REQUIREMENT
Look through the material below. Copy each line that contains the string "processes".

[start of EXCERPTED RECORDS]

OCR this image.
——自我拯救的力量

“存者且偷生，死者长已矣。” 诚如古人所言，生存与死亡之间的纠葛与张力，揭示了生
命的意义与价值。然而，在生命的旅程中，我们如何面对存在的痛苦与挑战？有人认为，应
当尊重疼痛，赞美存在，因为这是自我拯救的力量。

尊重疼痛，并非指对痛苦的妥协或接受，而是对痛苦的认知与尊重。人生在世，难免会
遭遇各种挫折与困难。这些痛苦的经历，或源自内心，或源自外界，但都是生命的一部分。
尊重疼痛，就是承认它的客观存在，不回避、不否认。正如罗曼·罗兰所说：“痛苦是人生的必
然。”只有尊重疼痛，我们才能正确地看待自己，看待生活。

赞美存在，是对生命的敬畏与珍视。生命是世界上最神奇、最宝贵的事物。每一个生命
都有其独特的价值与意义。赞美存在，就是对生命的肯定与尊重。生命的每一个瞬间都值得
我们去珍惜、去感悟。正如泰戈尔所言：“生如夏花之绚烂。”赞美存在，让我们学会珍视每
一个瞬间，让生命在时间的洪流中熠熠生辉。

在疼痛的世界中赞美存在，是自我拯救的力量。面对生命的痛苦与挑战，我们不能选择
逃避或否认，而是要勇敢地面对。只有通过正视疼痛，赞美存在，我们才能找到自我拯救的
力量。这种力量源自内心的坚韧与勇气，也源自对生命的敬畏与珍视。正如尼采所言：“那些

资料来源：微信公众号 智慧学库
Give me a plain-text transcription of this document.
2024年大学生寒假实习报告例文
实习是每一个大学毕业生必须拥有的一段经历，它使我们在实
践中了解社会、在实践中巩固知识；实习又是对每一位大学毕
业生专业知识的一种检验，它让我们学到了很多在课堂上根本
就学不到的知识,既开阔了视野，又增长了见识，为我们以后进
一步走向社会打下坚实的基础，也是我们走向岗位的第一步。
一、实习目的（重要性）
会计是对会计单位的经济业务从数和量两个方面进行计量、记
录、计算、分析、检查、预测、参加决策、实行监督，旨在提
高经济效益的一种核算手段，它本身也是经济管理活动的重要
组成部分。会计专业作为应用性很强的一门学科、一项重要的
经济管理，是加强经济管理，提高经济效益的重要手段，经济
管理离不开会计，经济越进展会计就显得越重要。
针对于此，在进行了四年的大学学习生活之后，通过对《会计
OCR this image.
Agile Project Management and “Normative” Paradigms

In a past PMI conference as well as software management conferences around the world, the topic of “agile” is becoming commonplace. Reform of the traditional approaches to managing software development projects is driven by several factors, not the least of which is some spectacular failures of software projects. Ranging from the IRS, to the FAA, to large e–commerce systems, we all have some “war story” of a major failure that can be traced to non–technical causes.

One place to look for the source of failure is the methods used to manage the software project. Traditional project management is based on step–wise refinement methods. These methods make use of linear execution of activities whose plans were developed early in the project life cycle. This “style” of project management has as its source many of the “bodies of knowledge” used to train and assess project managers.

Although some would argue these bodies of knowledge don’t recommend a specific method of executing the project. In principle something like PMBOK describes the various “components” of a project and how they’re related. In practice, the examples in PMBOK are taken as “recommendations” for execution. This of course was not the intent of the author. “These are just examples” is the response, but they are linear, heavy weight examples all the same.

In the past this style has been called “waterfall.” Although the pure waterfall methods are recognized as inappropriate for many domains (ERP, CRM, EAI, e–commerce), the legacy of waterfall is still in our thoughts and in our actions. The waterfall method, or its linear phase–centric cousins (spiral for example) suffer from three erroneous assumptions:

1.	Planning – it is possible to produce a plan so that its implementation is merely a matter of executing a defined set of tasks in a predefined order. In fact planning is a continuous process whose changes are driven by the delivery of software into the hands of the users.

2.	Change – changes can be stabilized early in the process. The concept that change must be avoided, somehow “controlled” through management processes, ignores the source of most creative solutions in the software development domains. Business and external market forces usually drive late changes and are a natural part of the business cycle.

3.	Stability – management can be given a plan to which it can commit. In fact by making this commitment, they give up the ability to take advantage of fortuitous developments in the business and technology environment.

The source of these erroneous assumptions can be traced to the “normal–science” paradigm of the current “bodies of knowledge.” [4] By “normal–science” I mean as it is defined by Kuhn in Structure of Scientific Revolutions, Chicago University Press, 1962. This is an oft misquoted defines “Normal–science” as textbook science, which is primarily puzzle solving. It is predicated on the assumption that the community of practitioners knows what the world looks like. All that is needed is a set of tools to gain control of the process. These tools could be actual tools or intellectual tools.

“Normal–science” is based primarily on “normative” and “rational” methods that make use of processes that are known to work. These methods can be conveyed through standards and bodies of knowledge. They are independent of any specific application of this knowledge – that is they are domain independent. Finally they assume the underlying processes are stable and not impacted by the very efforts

[end of EXCERPTED RECORDS]

FULL ANSWER
2.	Change – changes can be stabilized early in the process. The concept that change must be avoided, somehow “controlled” through management processes, ignores the source of most creative solutions in the software development domains. Business and external market forces usually drive late changes and are a natural part of the business cycle.
“Normal–science” is based primarily on “normative” and “rational” methods that make use of processes that are known to work. These methods can be conveyed through standards and bodies of knowledge. They are independent of any specific application of this knowledge – that is they are domain independent. Finally they assume the underlying processes are stable and not impacted by the very efforts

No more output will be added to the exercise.